* START Provided data *
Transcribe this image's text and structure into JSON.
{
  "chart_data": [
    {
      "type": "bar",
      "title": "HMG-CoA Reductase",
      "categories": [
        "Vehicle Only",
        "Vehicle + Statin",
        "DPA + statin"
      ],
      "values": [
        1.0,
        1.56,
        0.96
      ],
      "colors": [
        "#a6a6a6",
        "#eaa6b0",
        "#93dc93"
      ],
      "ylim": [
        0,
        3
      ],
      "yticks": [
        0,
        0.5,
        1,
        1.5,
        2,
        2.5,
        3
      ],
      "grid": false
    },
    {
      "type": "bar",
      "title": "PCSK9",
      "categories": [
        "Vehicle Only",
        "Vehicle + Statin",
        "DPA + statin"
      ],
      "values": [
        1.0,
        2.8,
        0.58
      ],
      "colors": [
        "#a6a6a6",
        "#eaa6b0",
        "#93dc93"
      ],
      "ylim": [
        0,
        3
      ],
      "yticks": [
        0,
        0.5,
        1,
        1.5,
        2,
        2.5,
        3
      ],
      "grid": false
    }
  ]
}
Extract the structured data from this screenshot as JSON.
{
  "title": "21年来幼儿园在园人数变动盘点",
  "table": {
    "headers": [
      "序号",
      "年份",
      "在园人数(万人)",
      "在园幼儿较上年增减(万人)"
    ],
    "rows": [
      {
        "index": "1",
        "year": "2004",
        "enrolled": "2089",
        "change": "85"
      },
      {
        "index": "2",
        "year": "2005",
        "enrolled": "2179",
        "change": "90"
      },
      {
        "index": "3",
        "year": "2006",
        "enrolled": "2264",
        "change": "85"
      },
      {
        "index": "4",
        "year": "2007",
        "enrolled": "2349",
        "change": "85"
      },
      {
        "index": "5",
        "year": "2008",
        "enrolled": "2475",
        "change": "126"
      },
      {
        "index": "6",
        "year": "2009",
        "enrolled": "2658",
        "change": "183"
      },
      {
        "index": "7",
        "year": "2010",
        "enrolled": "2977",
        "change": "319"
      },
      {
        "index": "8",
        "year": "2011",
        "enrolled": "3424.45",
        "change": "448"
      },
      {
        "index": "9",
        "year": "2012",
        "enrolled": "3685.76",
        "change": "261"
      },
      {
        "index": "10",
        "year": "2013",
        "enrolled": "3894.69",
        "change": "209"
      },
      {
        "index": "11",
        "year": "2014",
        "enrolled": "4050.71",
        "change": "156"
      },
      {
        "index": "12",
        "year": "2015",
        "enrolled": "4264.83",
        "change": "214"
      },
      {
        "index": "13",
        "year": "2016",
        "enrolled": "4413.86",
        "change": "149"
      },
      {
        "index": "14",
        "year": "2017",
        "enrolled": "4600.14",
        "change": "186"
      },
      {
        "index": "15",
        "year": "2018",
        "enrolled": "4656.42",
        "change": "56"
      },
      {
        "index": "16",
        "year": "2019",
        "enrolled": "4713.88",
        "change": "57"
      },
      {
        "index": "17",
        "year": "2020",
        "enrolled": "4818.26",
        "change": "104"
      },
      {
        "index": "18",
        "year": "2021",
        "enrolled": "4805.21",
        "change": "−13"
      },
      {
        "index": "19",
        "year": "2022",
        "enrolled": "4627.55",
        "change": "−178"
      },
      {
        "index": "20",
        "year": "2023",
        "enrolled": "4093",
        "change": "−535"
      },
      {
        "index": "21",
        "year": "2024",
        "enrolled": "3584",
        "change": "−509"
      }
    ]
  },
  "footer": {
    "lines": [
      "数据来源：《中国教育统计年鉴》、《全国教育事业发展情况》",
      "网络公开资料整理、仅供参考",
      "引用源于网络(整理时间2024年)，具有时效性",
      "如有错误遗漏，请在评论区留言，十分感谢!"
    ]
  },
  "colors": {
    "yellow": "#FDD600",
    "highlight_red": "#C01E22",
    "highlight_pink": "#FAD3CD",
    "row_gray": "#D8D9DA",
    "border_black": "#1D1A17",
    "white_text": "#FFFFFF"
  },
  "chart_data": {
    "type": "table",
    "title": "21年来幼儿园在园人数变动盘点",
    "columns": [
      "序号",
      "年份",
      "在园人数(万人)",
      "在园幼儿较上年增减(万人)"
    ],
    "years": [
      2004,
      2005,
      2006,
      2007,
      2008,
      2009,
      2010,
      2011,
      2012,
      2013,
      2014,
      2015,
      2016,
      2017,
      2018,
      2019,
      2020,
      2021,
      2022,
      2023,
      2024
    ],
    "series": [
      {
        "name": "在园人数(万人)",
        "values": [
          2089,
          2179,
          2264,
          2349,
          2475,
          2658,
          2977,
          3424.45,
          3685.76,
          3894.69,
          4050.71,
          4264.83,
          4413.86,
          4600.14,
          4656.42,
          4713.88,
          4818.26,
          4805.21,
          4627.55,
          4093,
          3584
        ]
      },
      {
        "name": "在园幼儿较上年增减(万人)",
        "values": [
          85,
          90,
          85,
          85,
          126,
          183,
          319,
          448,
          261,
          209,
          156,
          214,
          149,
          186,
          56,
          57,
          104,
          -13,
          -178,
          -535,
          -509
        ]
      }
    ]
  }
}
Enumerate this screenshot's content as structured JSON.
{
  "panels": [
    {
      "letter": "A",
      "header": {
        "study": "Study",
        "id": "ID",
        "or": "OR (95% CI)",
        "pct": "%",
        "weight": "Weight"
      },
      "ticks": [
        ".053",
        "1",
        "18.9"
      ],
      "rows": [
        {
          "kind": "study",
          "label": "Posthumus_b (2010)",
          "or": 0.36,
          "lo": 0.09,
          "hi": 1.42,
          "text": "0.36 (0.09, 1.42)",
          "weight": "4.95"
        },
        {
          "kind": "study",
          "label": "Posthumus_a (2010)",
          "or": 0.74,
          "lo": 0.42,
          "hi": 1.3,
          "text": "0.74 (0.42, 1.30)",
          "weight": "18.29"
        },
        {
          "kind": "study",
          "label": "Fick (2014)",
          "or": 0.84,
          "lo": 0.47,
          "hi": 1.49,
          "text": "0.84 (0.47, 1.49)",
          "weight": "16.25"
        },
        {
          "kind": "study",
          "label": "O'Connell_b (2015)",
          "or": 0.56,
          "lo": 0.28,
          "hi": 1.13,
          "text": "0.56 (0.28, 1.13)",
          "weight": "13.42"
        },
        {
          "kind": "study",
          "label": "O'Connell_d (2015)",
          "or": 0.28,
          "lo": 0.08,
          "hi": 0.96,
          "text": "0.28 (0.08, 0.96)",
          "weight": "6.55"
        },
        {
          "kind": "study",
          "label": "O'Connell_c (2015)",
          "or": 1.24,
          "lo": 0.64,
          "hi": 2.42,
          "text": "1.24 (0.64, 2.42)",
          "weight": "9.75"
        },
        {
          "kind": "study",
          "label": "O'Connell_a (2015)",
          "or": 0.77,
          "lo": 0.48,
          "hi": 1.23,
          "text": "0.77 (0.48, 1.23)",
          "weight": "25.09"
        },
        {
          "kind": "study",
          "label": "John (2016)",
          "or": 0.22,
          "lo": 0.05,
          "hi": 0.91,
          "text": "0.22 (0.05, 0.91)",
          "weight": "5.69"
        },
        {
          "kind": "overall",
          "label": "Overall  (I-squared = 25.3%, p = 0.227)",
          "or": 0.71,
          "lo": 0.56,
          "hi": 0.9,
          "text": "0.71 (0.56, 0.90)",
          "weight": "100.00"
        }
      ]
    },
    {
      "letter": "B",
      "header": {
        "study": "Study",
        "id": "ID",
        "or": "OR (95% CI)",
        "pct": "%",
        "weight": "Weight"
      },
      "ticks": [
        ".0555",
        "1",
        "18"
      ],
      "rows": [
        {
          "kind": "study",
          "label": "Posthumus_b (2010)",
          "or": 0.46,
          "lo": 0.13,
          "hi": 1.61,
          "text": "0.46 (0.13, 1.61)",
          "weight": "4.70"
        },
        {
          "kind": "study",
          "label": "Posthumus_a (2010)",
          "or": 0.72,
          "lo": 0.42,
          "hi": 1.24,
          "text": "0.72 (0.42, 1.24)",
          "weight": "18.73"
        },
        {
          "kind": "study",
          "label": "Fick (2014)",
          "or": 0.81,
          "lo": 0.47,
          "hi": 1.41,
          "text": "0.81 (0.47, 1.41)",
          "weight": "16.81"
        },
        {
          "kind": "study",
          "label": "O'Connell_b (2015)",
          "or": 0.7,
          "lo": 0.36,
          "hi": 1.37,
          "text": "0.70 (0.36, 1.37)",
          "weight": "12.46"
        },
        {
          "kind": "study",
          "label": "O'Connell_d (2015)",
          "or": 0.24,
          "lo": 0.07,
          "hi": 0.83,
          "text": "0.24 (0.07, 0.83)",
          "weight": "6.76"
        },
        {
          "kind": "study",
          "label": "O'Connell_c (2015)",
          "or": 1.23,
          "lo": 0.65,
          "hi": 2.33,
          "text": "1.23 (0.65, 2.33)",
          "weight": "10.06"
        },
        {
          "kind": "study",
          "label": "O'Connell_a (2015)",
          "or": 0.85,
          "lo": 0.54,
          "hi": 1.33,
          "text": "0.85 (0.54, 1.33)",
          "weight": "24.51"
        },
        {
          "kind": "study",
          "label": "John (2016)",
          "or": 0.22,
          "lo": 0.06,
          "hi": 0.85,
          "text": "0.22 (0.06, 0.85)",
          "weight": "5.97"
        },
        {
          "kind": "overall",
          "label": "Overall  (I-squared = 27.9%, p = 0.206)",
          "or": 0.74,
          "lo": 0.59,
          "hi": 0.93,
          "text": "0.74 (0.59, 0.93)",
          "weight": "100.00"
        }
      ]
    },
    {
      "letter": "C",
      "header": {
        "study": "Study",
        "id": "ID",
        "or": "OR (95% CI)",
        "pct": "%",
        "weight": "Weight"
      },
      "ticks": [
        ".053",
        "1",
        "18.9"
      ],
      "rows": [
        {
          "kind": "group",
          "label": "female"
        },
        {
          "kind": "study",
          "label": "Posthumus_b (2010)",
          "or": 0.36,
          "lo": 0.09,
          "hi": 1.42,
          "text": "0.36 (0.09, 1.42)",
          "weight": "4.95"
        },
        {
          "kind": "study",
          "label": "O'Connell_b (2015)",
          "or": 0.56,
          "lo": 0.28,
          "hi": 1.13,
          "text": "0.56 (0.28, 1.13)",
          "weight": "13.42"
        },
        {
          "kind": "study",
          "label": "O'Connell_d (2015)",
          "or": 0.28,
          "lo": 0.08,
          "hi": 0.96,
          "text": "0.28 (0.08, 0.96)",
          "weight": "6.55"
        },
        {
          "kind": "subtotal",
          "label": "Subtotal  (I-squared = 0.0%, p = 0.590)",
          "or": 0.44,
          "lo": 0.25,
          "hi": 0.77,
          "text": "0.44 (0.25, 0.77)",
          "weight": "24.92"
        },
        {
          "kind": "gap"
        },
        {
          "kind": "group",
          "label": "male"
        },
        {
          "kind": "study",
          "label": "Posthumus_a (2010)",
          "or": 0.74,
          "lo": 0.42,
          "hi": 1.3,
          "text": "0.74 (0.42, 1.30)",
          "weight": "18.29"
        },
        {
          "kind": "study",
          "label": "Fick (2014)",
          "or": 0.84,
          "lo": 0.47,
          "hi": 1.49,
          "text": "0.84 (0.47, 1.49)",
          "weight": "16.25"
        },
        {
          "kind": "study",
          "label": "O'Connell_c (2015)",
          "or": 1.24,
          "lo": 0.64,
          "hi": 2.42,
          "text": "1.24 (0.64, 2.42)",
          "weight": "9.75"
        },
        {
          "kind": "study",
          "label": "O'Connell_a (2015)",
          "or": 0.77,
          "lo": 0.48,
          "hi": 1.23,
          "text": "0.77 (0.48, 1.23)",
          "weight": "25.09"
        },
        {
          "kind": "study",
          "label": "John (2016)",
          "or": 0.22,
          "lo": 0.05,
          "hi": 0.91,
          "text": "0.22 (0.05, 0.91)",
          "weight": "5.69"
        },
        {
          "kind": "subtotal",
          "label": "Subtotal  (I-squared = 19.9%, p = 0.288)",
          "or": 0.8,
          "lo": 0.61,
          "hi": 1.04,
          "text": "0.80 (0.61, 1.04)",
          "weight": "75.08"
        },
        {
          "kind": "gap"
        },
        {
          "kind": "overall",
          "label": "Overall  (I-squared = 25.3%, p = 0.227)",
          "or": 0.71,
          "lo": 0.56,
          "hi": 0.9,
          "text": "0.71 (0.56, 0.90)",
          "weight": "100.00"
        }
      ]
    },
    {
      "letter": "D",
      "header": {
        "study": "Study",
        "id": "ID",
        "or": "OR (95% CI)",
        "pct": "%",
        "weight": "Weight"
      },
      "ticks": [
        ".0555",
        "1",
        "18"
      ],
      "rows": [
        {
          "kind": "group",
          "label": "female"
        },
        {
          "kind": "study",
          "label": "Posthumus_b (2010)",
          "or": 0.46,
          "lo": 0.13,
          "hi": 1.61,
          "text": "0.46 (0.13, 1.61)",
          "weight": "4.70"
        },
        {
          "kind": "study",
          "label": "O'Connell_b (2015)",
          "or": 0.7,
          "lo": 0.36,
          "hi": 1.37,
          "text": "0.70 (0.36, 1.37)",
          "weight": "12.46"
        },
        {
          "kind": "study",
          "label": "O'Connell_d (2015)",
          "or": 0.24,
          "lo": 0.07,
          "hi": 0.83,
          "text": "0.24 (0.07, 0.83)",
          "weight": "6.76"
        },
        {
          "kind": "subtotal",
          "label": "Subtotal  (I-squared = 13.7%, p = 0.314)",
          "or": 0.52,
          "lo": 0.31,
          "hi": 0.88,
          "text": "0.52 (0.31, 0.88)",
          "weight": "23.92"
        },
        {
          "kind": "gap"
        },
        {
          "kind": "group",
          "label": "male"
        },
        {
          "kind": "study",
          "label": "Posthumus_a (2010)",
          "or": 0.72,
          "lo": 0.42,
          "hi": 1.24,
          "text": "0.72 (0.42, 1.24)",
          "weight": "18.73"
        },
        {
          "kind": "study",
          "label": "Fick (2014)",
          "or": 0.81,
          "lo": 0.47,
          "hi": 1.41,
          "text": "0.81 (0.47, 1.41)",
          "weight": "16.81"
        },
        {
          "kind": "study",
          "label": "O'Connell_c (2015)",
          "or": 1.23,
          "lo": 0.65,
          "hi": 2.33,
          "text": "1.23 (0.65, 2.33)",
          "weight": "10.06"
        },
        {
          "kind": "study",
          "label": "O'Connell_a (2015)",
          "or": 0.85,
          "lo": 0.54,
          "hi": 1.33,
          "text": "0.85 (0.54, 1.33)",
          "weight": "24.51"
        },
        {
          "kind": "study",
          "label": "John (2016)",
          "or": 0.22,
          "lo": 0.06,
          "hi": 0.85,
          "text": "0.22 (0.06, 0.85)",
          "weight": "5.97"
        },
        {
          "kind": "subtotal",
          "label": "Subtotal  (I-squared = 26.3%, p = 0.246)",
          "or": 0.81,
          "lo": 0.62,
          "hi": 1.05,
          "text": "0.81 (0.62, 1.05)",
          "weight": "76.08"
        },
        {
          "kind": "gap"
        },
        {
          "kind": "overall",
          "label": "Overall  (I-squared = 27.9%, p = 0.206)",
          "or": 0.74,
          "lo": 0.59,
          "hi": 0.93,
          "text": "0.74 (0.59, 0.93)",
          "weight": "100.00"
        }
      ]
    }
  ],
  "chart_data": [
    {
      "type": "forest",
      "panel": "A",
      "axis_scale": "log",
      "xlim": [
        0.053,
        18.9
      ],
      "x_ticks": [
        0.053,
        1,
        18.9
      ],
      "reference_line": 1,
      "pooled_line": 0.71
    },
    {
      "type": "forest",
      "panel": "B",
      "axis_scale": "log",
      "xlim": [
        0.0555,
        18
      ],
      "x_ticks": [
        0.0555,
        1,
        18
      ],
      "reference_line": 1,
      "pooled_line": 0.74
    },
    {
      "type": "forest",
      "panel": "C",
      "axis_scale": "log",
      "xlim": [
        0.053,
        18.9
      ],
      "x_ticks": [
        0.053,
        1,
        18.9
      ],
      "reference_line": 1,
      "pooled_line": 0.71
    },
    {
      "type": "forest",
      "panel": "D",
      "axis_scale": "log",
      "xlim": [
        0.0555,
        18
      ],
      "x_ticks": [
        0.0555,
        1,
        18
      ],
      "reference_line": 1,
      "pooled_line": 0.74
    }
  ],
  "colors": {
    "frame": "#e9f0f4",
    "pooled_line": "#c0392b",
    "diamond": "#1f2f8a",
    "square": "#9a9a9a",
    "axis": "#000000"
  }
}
* END Provided data *
Only a number is needed: how many lines of the material above contain "squared"?

8